-- Begin Excerpted data --
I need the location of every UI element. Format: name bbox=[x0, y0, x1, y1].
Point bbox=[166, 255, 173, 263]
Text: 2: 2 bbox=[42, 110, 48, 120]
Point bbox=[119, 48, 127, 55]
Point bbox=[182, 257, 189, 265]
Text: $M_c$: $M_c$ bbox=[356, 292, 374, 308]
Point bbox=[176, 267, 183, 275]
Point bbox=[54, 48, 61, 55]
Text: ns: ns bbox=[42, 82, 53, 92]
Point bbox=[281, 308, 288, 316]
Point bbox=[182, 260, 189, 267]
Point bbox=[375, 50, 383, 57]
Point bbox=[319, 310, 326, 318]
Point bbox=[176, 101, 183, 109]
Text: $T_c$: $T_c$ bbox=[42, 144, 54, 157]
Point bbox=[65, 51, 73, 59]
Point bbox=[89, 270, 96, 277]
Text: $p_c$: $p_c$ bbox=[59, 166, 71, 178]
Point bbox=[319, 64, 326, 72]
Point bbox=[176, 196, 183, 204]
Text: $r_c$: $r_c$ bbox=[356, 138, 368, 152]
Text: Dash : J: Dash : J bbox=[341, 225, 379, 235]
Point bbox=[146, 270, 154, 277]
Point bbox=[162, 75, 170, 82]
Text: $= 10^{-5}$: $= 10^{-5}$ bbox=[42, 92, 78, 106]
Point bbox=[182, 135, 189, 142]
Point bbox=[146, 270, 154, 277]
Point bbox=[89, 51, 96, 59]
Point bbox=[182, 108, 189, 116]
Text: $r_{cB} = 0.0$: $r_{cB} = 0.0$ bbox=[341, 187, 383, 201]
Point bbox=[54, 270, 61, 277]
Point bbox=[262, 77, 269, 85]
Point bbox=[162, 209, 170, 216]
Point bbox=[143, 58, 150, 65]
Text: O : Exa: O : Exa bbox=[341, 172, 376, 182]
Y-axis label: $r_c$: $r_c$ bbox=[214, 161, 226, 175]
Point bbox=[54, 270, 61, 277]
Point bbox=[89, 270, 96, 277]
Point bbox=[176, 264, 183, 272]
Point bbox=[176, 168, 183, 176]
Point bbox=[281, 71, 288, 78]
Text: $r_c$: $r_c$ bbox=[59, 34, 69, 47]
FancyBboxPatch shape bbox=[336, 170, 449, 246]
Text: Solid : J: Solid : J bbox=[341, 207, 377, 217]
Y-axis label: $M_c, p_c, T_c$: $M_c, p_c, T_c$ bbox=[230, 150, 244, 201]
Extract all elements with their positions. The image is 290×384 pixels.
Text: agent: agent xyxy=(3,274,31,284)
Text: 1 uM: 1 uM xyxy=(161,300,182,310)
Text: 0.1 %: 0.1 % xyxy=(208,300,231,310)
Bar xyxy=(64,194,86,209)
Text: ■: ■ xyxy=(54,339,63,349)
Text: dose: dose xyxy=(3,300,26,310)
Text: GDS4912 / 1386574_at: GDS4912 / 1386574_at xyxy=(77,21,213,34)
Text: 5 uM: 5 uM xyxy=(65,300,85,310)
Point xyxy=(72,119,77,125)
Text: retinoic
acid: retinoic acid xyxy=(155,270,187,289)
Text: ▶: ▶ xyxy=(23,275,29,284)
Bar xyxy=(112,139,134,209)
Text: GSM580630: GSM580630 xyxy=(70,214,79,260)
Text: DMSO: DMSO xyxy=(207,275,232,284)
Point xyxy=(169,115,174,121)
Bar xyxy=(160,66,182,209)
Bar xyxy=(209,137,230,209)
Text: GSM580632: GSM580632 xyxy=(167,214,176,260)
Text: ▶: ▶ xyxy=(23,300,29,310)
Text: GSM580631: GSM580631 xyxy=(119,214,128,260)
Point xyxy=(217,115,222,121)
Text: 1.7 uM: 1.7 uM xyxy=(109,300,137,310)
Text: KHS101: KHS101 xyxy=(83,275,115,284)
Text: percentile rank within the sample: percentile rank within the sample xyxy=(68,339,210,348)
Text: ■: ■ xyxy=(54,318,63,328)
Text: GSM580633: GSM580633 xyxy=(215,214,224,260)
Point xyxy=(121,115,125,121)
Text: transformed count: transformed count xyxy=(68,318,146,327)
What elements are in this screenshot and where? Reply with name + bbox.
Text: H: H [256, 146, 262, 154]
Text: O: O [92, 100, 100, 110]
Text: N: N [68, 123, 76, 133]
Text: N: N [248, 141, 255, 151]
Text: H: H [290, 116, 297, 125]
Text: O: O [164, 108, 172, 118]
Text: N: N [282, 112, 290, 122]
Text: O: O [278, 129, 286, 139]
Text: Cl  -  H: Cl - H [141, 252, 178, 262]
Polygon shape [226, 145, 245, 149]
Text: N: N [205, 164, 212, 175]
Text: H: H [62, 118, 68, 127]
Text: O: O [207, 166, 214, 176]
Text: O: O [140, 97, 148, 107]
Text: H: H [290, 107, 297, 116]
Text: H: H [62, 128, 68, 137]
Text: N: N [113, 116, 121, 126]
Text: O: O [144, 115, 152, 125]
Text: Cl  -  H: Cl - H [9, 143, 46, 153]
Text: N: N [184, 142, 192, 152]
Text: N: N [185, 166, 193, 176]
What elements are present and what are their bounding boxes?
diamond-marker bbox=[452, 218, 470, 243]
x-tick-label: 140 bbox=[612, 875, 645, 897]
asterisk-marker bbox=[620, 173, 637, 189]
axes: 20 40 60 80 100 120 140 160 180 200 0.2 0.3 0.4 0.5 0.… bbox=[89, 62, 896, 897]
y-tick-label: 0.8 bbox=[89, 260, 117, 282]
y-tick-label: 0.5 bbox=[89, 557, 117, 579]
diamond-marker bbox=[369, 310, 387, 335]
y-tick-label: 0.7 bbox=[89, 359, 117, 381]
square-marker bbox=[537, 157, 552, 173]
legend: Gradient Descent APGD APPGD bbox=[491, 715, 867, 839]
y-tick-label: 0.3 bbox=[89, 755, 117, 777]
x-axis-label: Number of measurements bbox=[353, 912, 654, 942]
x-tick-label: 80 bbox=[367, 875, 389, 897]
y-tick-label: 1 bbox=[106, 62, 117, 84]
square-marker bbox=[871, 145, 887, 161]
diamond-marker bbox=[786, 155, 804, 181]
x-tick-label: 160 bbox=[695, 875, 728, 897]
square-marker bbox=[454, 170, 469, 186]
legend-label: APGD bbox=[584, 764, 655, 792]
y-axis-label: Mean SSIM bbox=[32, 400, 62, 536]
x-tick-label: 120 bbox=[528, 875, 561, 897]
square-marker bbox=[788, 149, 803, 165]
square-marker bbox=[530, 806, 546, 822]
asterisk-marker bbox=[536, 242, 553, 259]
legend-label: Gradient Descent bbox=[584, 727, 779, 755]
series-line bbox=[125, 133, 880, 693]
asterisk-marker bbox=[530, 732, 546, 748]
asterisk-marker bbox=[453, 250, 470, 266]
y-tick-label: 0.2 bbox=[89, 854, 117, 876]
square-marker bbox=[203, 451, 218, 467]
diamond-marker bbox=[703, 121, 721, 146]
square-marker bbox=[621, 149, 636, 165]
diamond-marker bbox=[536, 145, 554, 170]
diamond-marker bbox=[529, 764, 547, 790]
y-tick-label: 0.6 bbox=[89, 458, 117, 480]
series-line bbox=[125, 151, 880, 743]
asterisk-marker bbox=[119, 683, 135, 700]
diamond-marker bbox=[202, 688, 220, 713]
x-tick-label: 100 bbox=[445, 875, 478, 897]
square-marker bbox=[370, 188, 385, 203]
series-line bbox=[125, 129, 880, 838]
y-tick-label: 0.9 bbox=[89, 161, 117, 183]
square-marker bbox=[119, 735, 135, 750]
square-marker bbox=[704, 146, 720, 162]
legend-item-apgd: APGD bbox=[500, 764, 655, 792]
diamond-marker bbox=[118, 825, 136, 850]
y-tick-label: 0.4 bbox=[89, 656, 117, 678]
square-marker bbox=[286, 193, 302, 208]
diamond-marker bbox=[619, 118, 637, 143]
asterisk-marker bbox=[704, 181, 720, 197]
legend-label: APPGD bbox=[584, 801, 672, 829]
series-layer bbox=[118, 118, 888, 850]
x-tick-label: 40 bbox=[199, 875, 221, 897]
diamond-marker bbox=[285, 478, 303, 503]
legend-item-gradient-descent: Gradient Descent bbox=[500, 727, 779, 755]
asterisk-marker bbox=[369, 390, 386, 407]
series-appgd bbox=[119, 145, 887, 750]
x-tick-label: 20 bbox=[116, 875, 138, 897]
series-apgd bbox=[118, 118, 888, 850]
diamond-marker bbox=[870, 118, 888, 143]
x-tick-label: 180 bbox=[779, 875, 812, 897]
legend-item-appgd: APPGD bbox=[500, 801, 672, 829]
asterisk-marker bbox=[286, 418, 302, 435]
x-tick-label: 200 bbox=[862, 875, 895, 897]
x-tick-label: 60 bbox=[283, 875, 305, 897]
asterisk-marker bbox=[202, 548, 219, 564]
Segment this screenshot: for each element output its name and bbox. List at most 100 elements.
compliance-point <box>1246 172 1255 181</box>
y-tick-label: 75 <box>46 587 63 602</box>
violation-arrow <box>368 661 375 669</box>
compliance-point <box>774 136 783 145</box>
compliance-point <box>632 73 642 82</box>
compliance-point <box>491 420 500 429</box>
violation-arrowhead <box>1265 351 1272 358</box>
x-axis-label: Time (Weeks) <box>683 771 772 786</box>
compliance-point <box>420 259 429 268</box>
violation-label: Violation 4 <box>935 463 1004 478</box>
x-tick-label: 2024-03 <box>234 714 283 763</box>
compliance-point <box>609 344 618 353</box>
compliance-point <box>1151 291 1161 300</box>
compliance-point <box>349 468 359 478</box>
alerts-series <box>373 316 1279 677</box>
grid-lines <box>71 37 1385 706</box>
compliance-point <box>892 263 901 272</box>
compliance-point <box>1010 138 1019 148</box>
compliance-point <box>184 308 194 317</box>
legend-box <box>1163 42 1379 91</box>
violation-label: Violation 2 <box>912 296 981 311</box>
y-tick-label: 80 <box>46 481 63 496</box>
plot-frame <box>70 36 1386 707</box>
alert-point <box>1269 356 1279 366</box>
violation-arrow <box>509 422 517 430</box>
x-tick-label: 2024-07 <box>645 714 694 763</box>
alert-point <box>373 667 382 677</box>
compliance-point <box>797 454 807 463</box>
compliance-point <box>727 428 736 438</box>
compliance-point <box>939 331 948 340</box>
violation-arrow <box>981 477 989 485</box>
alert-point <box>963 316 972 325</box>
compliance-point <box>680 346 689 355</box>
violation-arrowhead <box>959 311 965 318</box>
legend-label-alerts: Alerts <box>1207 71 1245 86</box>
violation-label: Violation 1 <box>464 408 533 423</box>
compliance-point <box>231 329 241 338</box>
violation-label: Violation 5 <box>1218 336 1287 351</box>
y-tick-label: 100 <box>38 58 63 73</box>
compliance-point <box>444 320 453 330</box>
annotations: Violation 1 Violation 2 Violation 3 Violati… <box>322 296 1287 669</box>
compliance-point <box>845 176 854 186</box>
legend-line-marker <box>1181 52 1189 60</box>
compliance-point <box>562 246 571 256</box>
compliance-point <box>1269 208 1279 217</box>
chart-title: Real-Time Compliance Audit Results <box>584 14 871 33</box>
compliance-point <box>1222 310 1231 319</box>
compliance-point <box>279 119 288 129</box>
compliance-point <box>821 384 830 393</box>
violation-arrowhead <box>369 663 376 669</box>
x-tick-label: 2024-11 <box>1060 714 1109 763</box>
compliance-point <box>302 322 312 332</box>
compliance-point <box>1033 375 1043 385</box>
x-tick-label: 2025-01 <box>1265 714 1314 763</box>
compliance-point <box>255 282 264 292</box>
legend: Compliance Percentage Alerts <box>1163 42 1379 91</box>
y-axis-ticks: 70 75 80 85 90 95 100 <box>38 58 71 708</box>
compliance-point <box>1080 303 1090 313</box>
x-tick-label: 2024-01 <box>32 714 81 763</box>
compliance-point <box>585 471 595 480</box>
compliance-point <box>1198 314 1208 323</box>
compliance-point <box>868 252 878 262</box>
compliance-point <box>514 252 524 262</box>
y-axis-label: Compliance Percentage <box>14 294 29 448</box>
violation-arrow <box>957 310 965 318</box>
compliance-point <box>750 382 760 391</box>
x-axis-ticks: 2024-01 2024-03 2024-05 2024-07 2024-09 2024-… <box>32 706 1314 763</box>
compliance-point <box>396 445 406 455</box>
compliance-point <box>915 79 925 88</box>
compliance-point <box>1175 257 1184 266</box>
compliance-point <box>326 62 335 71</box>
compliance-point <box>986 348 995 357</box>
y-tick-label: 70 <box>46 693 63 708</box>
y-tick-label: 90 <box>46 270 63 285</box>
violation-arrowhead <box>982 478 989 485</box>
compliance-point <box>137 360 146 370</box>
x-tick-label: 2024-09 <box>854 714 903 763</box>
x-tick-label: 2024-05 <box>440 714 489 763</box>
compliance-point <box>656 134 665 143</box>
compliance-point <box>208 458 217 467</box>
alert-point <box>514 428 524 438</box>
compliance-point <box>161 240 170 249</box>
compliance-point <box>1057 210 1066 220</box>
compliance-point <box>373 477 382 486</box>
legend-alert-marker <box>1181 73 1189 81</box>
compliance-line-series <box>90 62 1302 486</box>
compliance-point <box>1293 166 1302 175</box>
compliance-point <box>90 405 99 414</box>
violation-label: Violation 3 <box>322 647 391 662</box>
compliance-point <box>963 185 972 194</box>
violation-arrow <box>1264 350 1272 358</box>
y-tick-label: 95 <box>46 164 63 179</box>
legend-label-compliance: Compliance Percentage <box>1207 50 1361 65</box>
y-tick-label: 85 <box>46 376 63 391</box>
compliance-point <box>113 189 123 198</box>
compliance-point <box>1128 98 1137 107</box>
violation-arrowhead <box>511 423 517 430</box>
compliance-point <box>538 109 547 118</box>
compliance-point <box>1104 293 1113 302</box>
-- End Excerpted data --
_Work to complete_: Reproduce the records above verbatim, from their first line through the line holding "Point bbox=[375, 50, 383, 57]", both ends included.

_Answer for this exercise_:
I need the location of every UI element. Format: name bbox=[x0, y0, x1, y1].
Point bbox=[166, 255, 173, 263]
Text: 2: 2 bbox=[42, 110, 48, 120]
Point bbox=[119, 48, 127, 55]
Point bbox=[182, 257, 189, 265]
Text: $M_c$: $M_c$ bbox=[356, 292, 374, 308]
Point bbox=[176, 267, 183, 275]
Point bbox=[54, 48, 61, 55]
Text: ns: ns bbox=[42, 82, 53, 92]
Point bbox=[281, 308, 288, 316]
Point bbox=[182, 260, 189, 267]
Point bbox=[375, 50, 383, 57]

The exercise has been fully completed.